» PROBLEM STATEMENT:
Lines before the one containing "Decode this image" are left out; copy that line and every later line through the end of the data exactly.

» TASK INPUTS:
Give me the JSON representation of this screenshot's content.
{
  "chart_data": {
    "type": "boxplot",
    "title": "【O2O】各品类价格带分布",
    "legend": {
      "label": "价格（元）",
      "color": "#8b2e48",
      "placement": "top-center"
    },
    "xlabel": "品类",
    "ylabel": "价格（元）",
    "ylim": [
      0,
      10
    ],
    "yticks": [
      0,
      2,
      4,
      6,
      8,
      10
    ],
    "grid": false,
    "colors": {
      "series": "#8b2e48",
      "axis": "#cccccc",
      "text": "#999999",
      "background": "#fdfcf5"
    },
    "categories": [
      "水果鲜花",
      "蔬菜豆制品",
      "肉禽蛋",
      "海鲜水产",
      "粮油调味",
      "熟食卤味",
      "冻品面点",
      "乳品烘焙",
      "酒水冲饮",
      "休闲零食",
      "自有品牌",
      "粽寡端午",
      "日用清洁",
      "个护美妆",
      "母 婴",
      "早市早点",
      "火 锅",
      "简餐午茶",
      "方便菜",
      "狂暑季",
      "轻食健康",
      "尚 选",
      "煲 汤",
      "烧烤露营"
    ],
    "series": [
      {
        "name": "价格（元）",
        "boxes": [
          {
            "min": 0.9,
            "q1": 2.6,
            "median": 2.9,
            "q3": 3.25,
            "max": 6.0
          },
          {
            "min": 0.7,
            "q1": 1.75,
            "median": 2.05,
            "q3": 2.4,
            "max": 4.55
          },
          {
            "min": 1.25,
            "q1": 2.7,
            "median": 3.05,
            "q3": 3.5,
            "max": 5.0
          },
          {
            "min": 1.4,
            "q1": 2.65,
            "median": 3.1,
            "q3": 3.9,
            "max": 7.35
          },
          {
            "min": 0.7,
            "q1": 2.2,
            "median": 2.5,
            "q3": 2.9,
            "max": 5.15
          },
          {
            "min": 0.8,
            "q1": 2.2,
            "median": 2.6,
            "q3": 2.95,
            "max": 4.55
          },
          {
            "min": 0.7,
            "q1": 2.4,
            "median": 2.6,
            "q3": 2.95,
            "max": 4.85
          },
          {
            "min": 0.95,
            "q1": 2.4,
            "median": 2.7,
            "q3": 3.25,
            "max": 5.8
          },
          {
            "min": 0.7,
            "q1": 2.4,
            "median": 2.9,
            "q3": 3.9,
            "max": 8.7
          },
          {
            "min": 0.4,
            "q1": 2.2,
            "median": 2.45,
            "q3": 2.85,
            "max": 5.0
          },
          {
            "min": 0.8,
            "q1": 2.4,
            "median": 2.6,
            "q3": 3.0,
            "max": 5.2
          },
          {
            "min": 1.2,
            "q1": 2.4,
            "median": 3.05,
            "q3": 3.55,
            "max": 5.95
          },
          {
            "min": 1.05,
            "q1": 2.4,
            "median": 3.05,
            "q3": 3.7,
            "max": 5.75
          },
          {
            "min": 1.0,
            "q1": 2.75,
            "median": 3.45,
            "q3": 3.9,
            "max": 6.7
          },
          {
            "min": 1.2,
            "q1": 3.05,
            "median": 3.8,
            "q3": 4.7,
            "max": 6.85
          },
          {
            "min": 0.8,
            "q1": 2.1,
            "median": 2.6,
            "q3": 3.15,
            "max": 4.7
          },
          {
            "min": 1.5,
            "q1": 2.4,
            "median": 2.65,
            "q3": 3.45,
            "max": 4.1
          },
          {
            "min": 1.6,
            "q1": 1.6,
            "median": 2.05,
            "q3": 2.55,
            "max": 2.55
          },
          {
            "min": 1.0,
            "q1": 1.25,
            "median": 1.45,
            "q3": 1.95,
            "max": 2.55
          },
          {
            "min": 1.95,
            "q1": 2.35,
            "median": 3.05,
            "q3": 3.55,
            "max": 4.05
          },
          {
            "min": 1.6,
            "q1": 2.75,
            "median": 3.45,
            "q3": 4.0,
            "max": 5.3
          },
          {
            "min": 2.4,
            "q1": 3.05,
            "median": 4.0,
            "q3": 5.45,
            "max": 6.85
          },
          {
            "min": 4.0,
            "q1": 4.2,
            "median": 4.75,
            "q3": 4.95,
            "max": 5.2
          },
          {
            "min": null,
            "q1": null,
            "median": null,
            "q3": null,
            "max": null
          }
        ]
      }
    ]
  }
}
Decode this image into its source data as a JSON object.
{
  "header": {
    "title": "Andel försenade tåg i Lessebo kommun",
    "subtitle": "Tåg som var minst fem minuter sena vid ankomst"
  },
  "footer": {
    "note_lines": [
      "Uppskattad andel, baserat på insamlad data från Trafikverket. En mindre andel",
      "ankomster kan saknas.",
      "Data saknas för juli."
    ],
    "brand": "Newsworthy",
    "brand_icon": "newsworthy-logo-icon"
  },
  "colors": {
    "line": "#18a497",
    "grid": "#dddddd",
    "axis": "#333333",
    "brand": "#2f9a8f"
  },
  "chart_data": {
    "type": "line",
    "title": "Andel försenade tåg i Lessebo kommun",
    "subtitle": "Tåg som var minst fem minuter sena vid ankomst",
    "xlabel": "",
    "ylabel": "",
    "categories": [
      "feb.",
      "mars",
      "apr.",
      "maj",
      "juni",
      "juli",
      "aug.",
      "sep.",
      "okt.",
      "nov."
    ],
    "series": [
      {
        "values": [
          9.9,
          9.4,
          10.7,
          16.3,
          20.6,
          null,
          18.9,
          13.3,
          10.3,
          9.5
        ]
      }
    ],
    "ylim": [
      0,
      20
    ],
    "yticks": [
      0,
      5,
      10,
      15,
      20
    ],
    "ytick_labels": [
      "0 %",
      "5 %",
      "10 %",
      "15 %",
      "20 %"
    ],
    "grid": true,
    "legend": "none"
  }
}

» EXERCISE SOLUTION:
Decode this image into its source data as a JSON object.
{
  "header": {
    "title": "Andel försenade tåg i Lessebo kommun",
    "subtitle": "Tåg som var minst fem minuter sena vid ankomst"
  },
  "footer": {
    "note_lines": [
      "Uppskattad andel, baserat på insamlad data från Trafikverket. En mindre andel",
      "ankomster kan saknas.",
      "Data saknas för juli."
    ],
    "brand": "Newsworthy",
    "brand_icon": "newsworthy-logo-icon"
  },
  "colors": {
    "line": "#18a497",
    "grid": "#dddddd",
    "axis": "#333333",
    "brand": "#2f9a8f"
  },
  "chart_data": {
    "type": "line",
    "title": "Andel försenade tåg i Lessebo kommun",
    "subtitle": "Tåg som var minst fem minuter sena vid ankomst",
    "xlabel": "",
    "ylabel": "",
    "categories": [
      "feb.",
      "mars",
      "apr.",
      "maj",
      "juni",
      "juli",
      "aug.",
      "sep.",
      "okt.",
      "nov."
    ],
    "series": [
      {
        "values": [
          9.9,
          9.4,
          10.7,
          16.3,
          20.6,
          null,
          18.9,
          13.3,
          10.3,
          9.5
        ]
      }
    ],
    "ylim": [
      0,
      20
    ],
    "yticks": [
      0,
      5,
      10,
      15,
      20
    ],
    "ytick_labels": [
      "0 %",
      "5 %",
      "10 %",
      "15 %",
      "20 %"
    ],
    "grid": true,
    "legend": "none"
  }
}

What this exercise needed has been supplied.